## Exercise goal
Retype the lines in the rows below word for word, keeping every line in the same order.

Raw records:
————
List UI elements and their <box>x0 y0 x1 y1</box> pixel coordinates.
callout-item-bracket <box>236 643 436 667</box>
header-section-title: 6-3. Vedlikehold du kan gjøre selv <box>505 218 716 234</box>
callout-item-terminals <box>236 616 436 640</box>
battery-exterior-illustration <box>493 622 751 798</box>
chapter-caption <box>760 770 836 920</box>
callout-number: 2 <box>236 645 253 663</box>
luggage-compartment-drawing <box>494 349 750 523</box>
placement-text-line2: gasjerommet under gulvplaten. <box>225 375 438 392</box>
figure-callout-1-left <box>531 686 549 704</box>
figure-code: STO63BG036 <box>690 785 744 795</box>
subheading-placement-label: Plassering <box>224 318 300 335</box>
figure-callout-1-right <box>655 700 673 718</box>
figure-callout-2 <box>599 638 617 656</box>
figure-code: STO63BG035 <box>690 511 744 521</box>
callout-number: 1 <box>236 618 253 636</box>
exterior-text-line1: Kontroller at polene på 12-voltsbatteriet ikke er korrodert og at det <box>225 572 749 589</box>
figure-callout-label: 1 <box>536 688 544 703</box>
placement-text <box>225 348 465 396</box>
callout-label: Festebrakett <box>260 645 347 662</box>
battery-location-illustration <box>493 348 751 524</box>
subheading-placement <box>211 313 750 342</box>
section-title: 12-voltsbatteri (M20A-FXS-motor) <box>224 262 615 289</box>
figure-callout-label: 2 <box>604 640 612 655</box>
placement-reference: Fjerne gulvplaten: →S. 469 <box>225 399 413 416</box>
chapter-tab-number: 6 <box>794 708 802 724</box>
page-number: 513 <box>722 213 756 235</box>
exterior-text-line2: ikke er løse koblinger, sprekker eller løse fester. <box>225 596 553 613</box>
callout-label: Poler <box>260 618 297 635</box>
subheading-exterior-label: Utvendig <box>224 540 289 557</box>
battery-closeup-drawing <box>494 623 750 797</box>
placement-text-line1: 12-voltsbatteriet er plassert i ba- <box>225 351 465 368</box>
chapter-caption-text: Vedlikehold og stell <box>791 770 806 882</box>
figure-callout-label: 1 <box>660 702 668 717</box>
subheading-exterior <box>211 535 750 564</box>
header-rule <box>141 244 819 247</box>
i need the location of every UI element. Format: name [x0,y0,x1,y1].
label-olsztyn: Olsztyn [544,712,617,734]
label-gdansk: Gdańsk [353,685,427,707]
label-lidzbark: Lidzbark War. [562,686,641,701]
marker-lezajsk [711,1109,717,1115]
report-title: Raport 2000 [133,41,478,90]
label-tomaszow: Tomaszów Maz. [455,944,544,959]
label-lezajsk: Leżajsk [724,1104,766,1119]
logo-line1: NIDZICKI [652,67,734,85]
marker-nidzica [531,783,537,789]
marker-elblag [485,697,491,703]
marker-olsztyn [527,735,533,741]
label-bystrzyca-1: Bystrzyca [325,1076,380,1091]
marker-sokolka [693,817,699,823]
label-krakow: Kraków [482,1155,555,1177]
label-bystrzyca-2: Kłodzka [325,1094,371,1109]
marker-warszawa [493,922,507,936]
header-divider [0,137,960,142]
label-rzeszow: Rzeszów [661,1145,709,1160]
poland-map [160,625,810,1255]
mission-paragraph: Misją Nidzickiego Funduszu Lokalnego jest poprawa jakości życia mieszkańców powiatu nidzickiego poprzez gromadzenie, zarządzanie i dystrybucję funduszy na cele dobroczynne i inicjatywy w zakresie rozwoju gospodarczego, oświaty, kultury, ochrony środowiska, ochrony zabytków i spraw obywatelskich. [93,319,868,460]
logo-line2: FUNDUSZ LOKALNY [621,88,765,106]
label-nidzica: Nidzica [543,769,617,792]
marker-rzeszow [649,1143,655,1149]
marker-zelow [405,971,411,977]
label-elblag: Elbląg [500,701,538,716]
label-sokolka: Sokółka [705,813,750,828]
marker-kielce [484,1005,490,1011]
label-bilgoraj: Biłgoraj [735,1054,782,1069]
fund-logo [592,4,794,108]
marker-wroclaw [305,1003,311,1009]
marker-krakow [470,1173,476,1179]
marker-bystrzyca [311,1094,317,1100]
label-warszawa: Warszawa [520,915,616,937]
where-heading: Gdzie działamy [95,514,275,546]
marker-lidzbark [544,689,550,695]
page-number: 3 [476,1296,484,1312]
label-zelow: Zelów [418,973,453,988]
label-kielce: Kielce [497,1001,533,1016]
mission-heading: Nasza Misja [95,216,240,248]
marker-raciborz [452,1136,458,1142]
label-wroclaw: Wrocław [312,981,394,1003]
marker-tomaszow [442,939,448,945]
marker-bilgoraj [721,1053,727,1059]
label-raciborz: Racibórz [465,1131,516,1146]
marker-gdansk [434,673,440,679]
————
## Problem solution
List UI elements and their <box>x0 y0 x1 y1</box> pixel coordinates.
callout-item-bracket <box>236 643 436 667</box>
header-section-title: 6-3. Vedlikehold du kan gjøre selv <box>505 218 716 234</box>
callout-item-terminals <box>236 616 436 640</box>
battery-exterior-illustration <box>493 622 751 798</box>
chapter-caption <box>760 770 836 920</box>
callout-number: 2 <box>236 645 253 663</box>
luggage-compartment-drawing <box>494 349 750 523</box>
placement-text-line2: gasjerommet under gulvplaten. <box>225 375 438 392</box>
figure-callout-1-left <box>531 686 549 704</box>
figure-code: STO63BG036 <box>690 785 744 795</box>
subheading-placement-label: Plassering <box>224 318 300 335</box>
figure-callout-1-right <box>655 700 673 718</box>
figure-callout-2 <box>599 638 617 656</box>
figure-code: STO63BG035 <box>690 511 744 521</box>
callout-number: 1 <box>236 618 253 636</box>
exterior-text-line1: Kontroller at polene på 12-voltsbatteriet ikke er korrodert og at det <box>225 572 749 589</box>
figure-callout-label: 1 <box>536 688 544 703</box>
placement-text <box>225 348 465 396</box>
callout-label: Festebrakett <box>260 645 347 662</box>
battery-location-illustration <box>493 348 751 524</box>
subheading-placement <box>211 313 750 342</box>
section-title: 12-voltsbatteri (M20A-FXS-motor) <box>224 262 615 289</box>
figure-callout-label: 2 <box>604 640 612 655</box>
placement-reference: Fjerne gulvplaten: →S. 469 <box>225 399 413 416</box>
chapter-tab-number: 6 <box>794 708 802 724</box>
page-number: 513 <box>722 213 756 235</box>
exterior-text-line2: ikke er løse koblinger, sprekker eller løse fester. <box>225 596 553 613</box>
callout-label: Poler <box>260 618 297 635</box>
subheading-exterior-label: Utvendig <box>224 540 289 557</box>
battery-closeup-drawing <box>494 623 750 797</box>
placement-text-line1: 12-voltsbatteriet er plassert i ba- <box>225 351 465 368</box>
chapter-caption-text: Vedlikehold og stell <box>791 770 806 882</box>
figure-callout-label: 1 <box>660 702 668 717</box>
subheading-exterior <box>211 535 750 564</box>
header-rule <box>141 244 819 247</box>
i need the location of every UI element. Format: name [x0,y0,x1,y1].
label-olsztyn: Olsztyn [544,712,617,734]
label-gdansk: Gdańsk [353,685,427,707]
label-lidzbark: Lidzbark War. [562,686,641,701]
marker-lezajsk [711,1109,717,1115]
report-title: Raport 2000 [133,41,478,90]
label-tomaszow: Tomaszów Maz. [455,944,544,959]
label-lezajsk: Leżajsk [724,1104,766,1119]
logo-line1: NIDZICKI [652,67,734,85]
marker-nidzica [531,783,537,789]
marker-elblag [485,697,491,703]
marker-olsztyn [527,735,533,741]
label-bystrzyca-1: Bystrzyca [325,1076,380,1091]
marker-sokolka [693,817,699,823]
label-krakow: Kraków [482,1155,555,1177]
label-bystrzyca-2: Kłodzka [325,1094,371,1109]
marker-warszawa [493,922,507,936]
header-divider [0,137,960,142]
label-rzeszow: Rzeszów [661,1145,709,1160]
poland-map [160,625,810,1255]
mission-paragraph: Misją Nidzickiego Funduszu Lokalnego jest poprawa jakości życia mieszkańców powiatu nidzickiego poprzez gromadzenie, zarządzanie i dystrybucję funduszy na cele dobroczynne i inicjatywy w zakresie rozwoju gospodarczego, oświaty, kultury, ochrony środowiska, ochrony zabytków i spraw obywatelskich. [93,319,868,460]
logo-line2: FUNDUSZ LOKALNY [621,88,765,106]
label-nidzica: Nidzica [543,769,617,792]
marker-rzeszow [649,1143,655,1149]
marker-zelow [405,971,411,977]
label-elblag: Elbląg [500,701,538,716]
label-sokolka: Sokółka [705,813,750,828]
marker-kielce [484,1005,490,1011]
label-bilgoraj: Biłgoraj [735,1054,782,1069]
fund-logo [592,4,794,108]
marker-wroclaw [305,1003,311,1009]
marker-krakow [470,1173,476,1179]
marker-bystrzyca [311,1094,317,1100]
label-warszawa: Warszawa [520,915,616,937]
where-heading: Gdzie działamy [95,514,275,546]
marker-lidzbark [544,689,550,695]
page-number: 3 [476,1296,484,1312]
label-zelow: Zelów [418,973,453,988]
label-kielce: Kielce [497,1001,533,1016]
mission-heading: Nasza Misja [95,216,240,248]
marker-raciborz [452,1136,458,1142]
label-wroclaw: Wrocław [312,981,394,1003]
marker-tomaszow [442,939,448,945]
marker-bilgoraj [721,1053,727,1059]
label-raciborz: Racibórz [465,1131,516,1146]
marker-gdansk [434,673,440,679]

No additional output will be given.